* **PROBLEM REQUIREMENTS**: Select the lines that contain "пенсионеров" and copy each of them.

* **INPUT FOR THIS TASK**:

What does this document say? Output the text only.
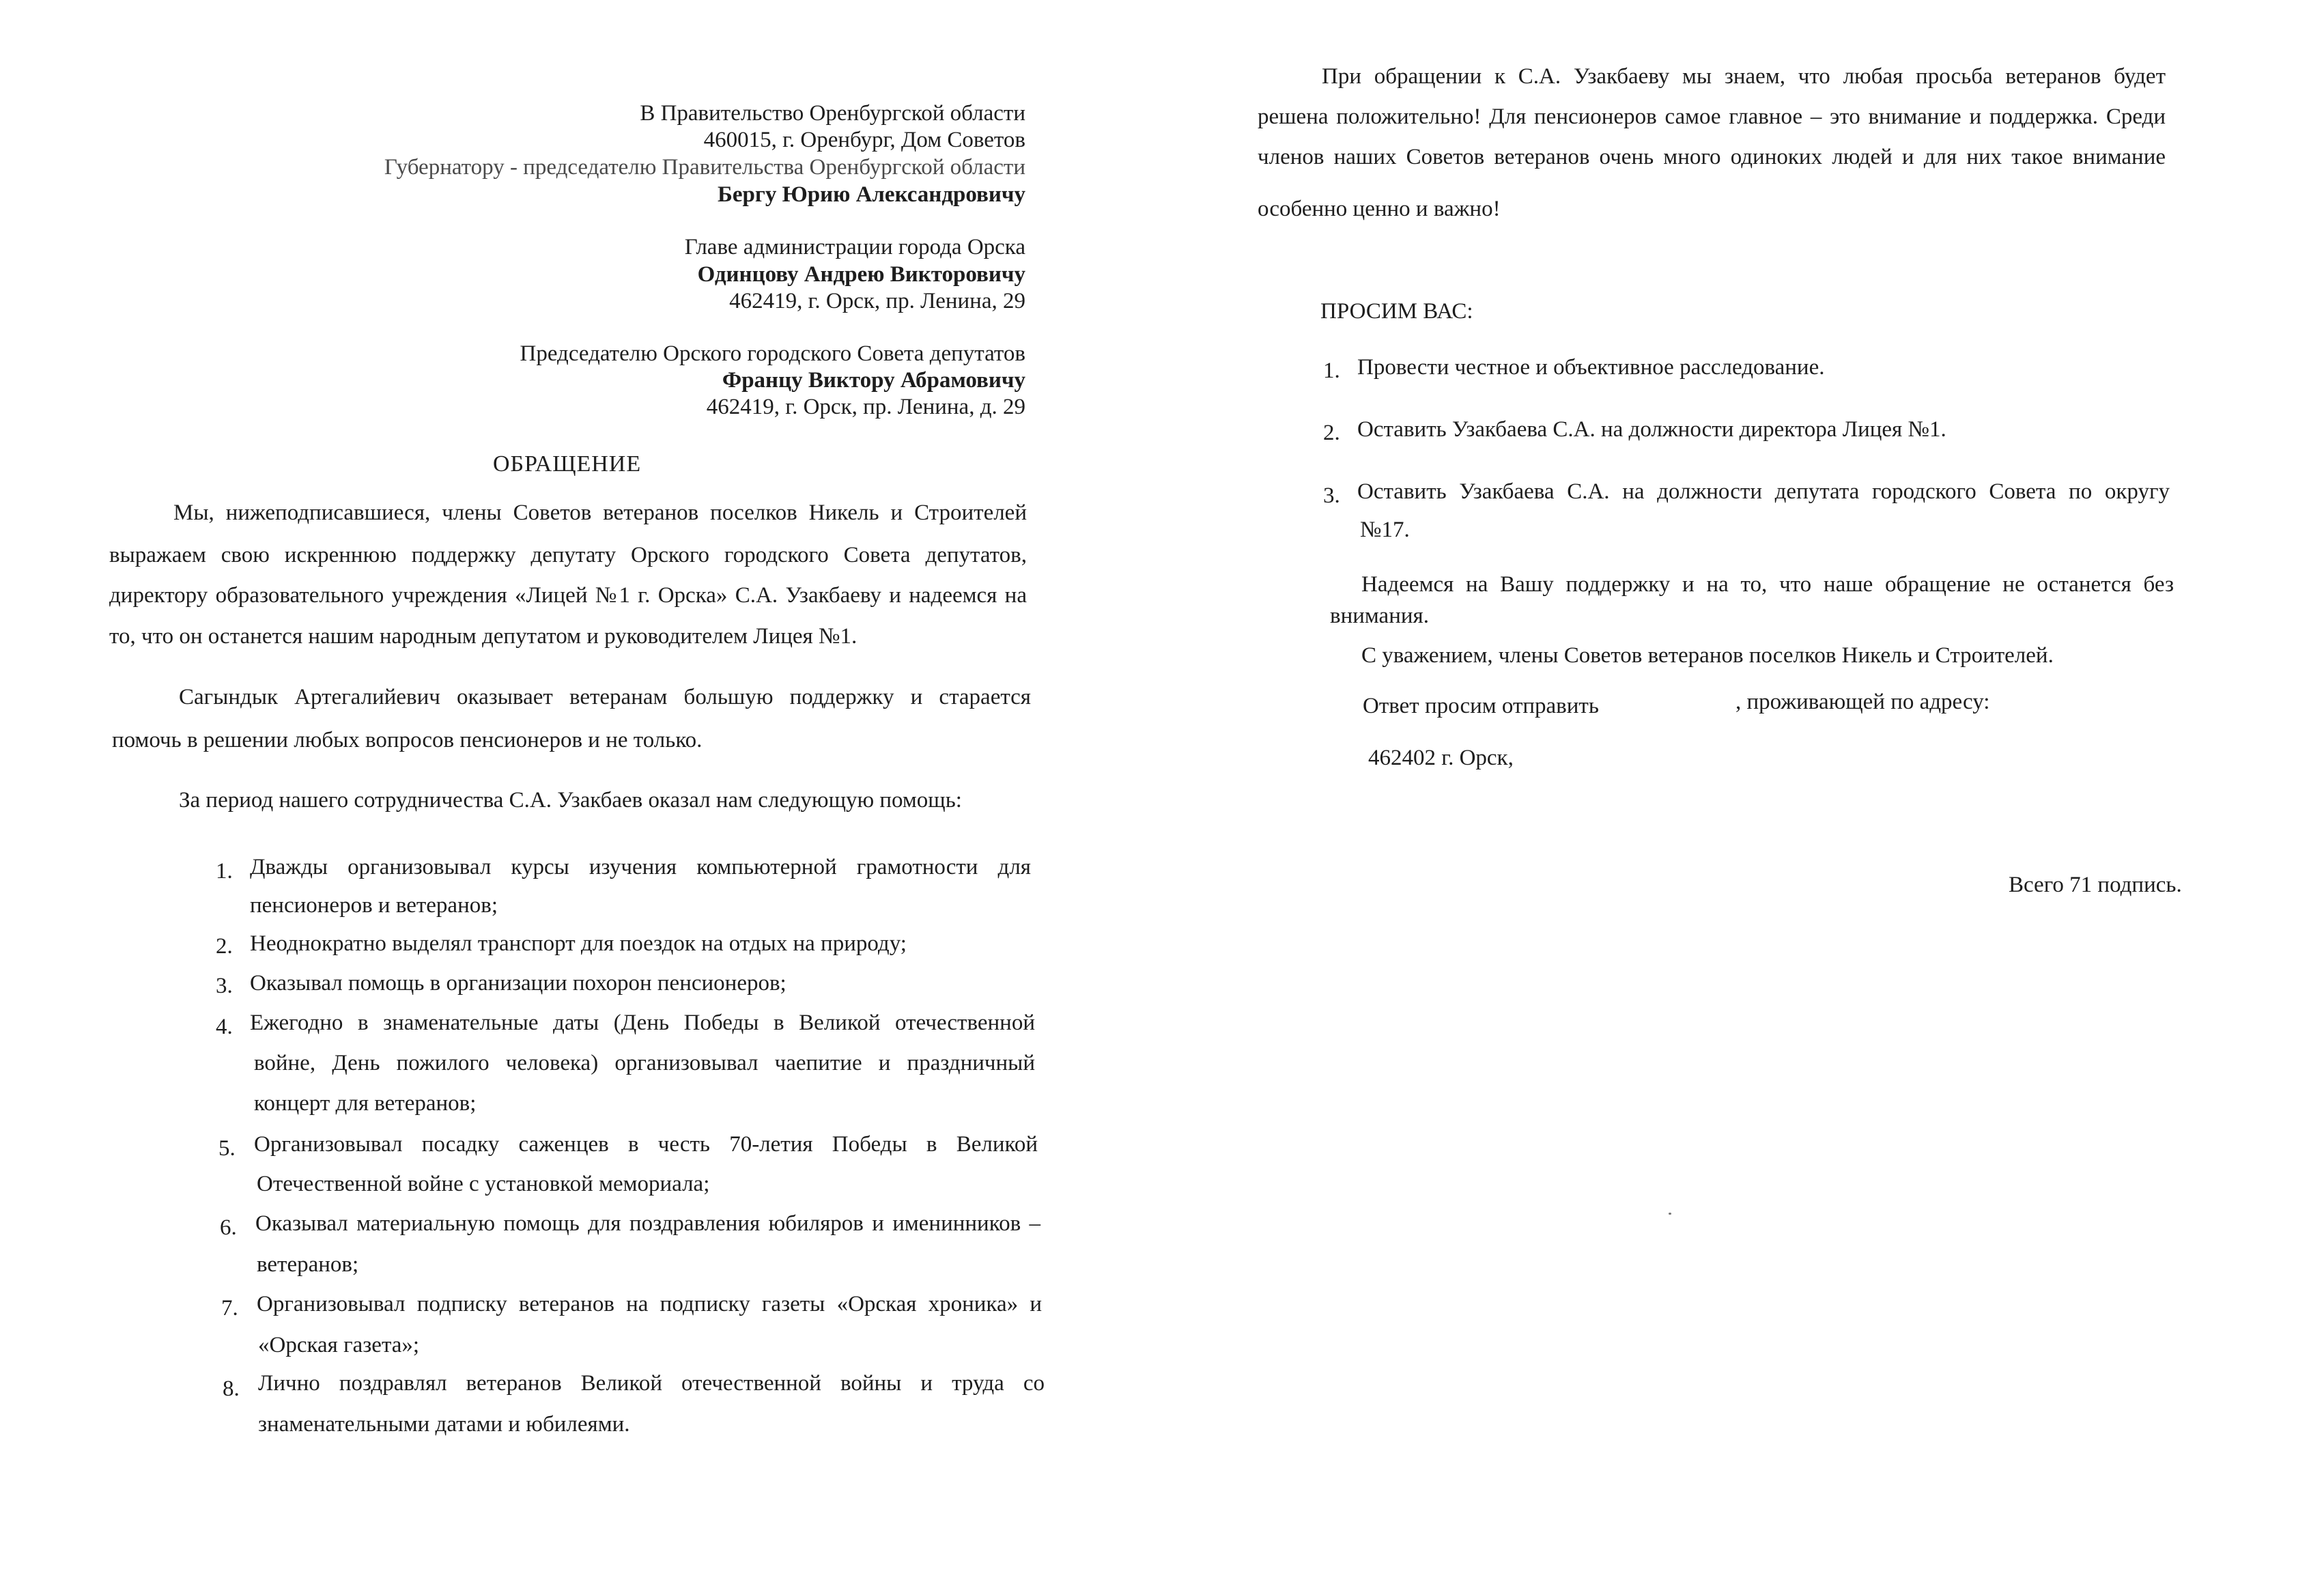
В Правительство Оренбургской области
460015, г. Оренбург, Дом Советов
Губернатору - председателю Правительства Оренбургской области
Бергу Юрию Александровичу
Главе администрации города Орска
Одинцову Андрею Викторовичу
462419, г. Орск, пр. Ленина, 29
Председателю Орского городского Совета депутатов
Францу Виктору Абрамовичу
462419, г. Орск, пр. Ленина, д. 29
ОБРАЩЕНИЕ
Мы, нижеподписавшиеся, члены Советов ветеранов поселков Никель и Строителей
выражаем свою искреннюю поддержку депутату Орского городского Совета депутатов,
директору образовательного учреждения «Лицей №1 г. Орска» С.А. Узакбаеву и надеемся на
то, что он останется нашим народным депутатом и руководителем Лицея №1.
Сагындык Артегалийевич оказывает ветеранам большую поддержку и старается
помочь в решении любых вопросов пенсионеров и не только.
За период нашего сотрудничества С.А. Узакбаев оказал нам следующую помощь:
1. Дважды организовывал курсы изучения компьютерной грамотности для
пенсионеров и ветеранов;
2. Неоднократно выделял транспорт для поездок на отдых на природу;
3. Оказывал помощь в организации похорон пенсионеров;
4. Ежегодно в знаменательные даты (День Победы в Великой отечественной
войне, День пожилого человека) организовывал чаепитие и праздничный
концерт для ветеранов;
5. Организовывал посадку саженцев в честь 70-летия Победы в Великой
Отечественной войне с установкой мемориала;
6. Оказывал материальную помощь для поздравления юбиляров и именинников –
ветеранов;
7. Организовывал подписку ветеранов на подписку газеты «Орская хроника» и
«Орская газета»;
8. Лично поздравлял ветеранов Великой отечественной войны и труда со
знаменательными датами и юбилеями.
При обращении к С.А. Узакбаеву мы знаем, что любая просьба ветеранов будет
решена положительно! Для пенсионеров самое главное – это внимание и поддержка. Среди
членов наших Советов ветеранов очень много одиноких людей и для них такое внимание
особенно ценно и важно!
ПРОСИМ ВАС:
1. Провести честное и объективное расследование.
2. Оставить Узакбаева С.А. на должности директора Лицея №1.
3. Оставить Узакбаева С.А. на должности депутата городского Совета по округу
№17.
Надеемся на Вашу поддержку и на то, что наше обращение не останется без
внимания.
С уважением, члены Советов ветеранов поселков Никель и Строителей.
Ответ просим отправить	, проживающей по адресу:
462402 г. Орск,
Всего 71 подпись.
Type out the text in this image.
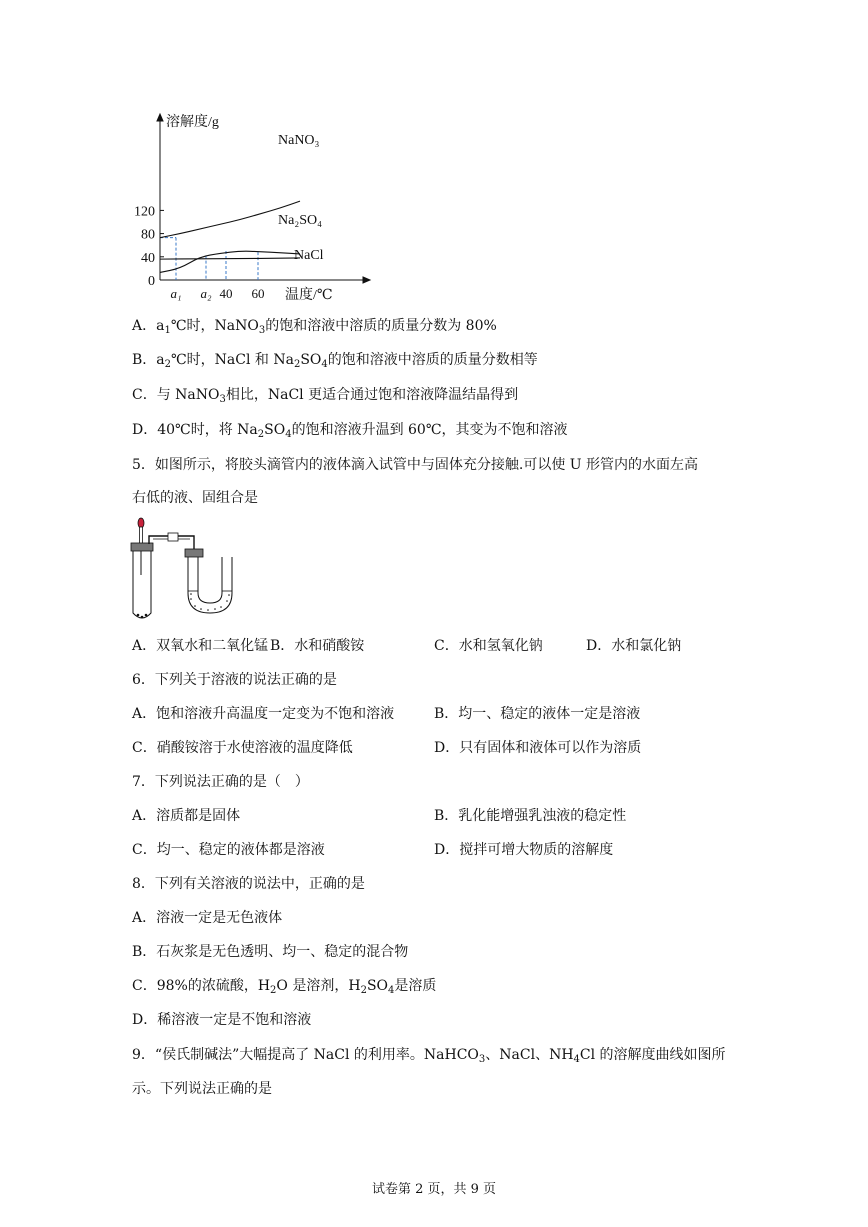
溶解度/g
温度/℃
0
40
80
120
a₁ a₂ 40 60
NaNO₃
Na₂SO₄
NaCl
A．$a_1℃$时，NaNO$_3$的饱和溶液中溶质的质量分数为 80%
B．$a_2℃$时，NaCl 和 $Na_2SO_4$的饱和溶液中溶质的质量分数相等
C．与 NaNO$_3$相比，NaCl 更适合通过饱和溶液降温结晶得到
D．40℃时，将 $Na_2SO_4$的饱和溶液升温到 60℃，其变为不饱和溶液
5．如图所示，将胶头滴管内的液体滴入试管中与固体充分接触.可以使 U 形管内的水面左高
右低的液、固组合是
A．双氧水和二氧化锰 B．水和硝酸铵	C．水和氢氧化钠	D．水和氯化钠
6．下列关于溶液的说法正确的是
A．饱和溶液升高温度一定变为不饱和溶液	B．均一、稳定的液体一定是溶液
C．硝酸铵溶于水使溶液的温度降低	D．只有固体和液体可以作为溶质
7．下列说法正确的是（　）
A．溶质都是固体	B．乳化能增强乳浊液的稳定性
C．均一、稳定的液体都是溶液	D．搅拌可增大物质的溶解度
8．下列有关溶液的说法中，正确的是
A．溶液一定是无色液体
B．石灰浆是无色透明、均一、稳定的混合物
C．98%的浓硫酸，$H_2O$ 是溶剂，$H_2SO_4$是溶质
D．稀溶液一定是不饱和溶液
9．“侯氏制碱法”大幅提高了 NaCl 的利用率。NaHCO$_3$、NaCl、$NH_4Cl$ 的溶解度曲线如图所
示。下列说法正确的是
试卷第 2 页，共 9 页
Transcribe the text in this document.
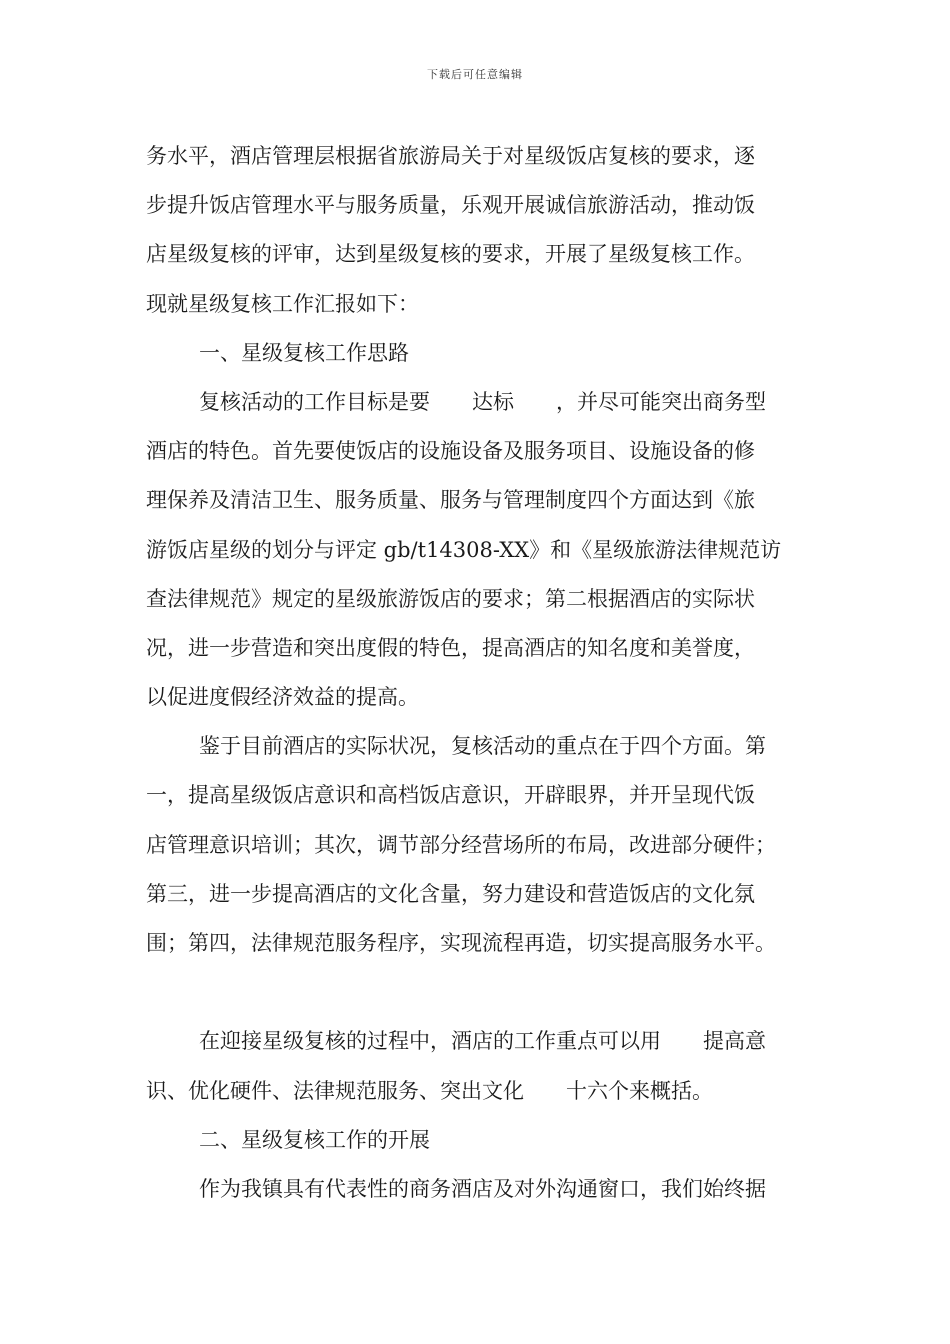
下载后可任意编辑
务水平，酒店管理层根据省旅游局关于对星级饭店复核的要求，逐
步提升饭店管理水平与服务质量，乐观开展诚信旅游活动，推动饭
店星级复核的评审，达到星级复核的要求，开展了星级复核工作。
现就星级复核工作汇报如下：
一、星级复核工作思路
复核活动的工作目标是要　　达标　　，并尽可能突出商务型
酒店的特色。首先要使饭店的设施设备及服务项目、设施设备的修
理保养及清洁卫生、服务质量、服务与管理制度四个方面达到《旅
游饭店星级的划分与评定 gb/t14308-XX》和《星级旅游法律规范访
查法律规范》规定的星级旅游饭店的要求；第二根据酒店的实际状
况，进一步营造和突出度假的特色，提高酒店的知名度和美誉度，
以促进度假经济效益的提高。
鉴于目前酒店的实际状况，复核活动的重点在于四个方面。第
一，提高星级饭店意识和高档饭店意识，开辟眼界，并开呈现代饭
店管理意识培训；其次，调节部分经营场所的布局，改进部分硬件；
第三，进一步提高酒店的文化含量，努力建设和营造饭店的文化氛
围；第四，法律规范服务程序，实现流程再造，切实提高服务水平。
在迎接星级复核的过程中，酒店的工作重点可以用　　提高意
识、优化硬件、法律规范服务、突出文化　　十六个来概括。
二、星级复核工作的开展
作为我镇具有代表性的商务酒店及对外沟通窗口，我们始终据
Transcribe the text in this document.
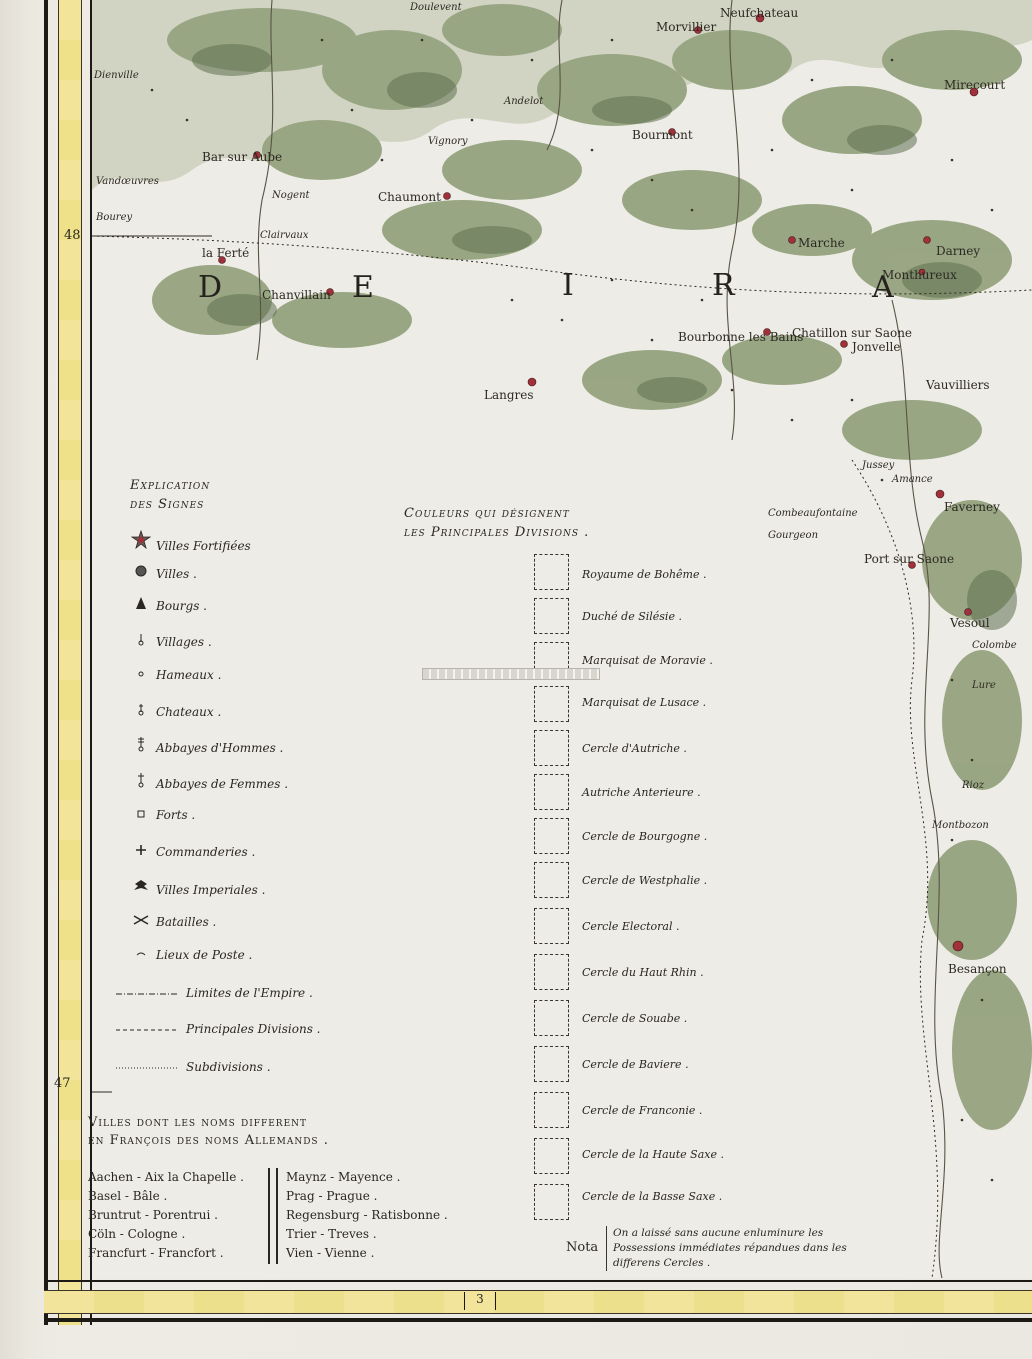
48
47
D	E	I	R	A
Neufchateau
Morvillier
Mirecourt
Bourmont
Bar sur Aube
Chaumont
la Ferté
Chanvillain
Marche
Darney
Bourbonne les Bains
Chatillon sur Saone
Jonvelle
Vauvilliers
Langres
Faverney
Port sur Saone
Vesoul
Besançon
Monthureux
Doulevent
Andelot
Vignory
Dienville
Vandœuvres
Bourey
Clairvaux
Nogent
Jussey
Lure
Colombe
Rioz
Montbozon
Gourgeon
Amance
Combeaufontaine
Explication
des Signes
Villes Fortifiées
Villes .
Bourgs .
Villages .
Hameaux .
Chateaux .
Abbayes d'Hommes .
Abbayes de Femmes .
Forts .
Commanderies .
Villes Imperiales .
Batailles .
Lieux de Poste .
Limites de l'Empire .
Principales Divisions .
Subdivisions .
Couleurs qui désignent
les Principales Divisions .
Royaume de Bohême .
Duché de Silésie .
Marquisat de Moravie .
Marquisat de Lusace .
Cercle d'Autriche .
Autriche Anterieure .
Cercle de Bourgogne .
Cercle de Westphalie .
Cercle Electoral .
Cercle du Haut Rhin .
Cercle de Souabe .
Cercle de Baviere .
Cercle de Franconie .
Cercle de la Haute Saxe .
Cercle de la Basse Saxe .
Villes dont les noms different
en François des noms Allemands .
Aachen - Aix la Chapelle .
Basel - Bâle .
Bruntrut - Porentrui .
Cöln - Cologne .
Francfurt - Francfort .
Maynz - Mayence .
Prag - Prague .
Regensburg - Ratisbonne .
Trier - Treves .
Vien - Vienne .	Nota
On a laissé sans aucune enluminure les Possessions immédiates répandues dans les differens Cercles .
3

* **RESPONSE TO THIS TASK**:
помочь в решении любых вопросов пенсионеров и не только.
пенсионеров и ветеранов;
3. Оказывал помощь в организации похорон пенсионеров;
решена положительно! Для пенсионеров самое главное – это внимание и поддержка. Среди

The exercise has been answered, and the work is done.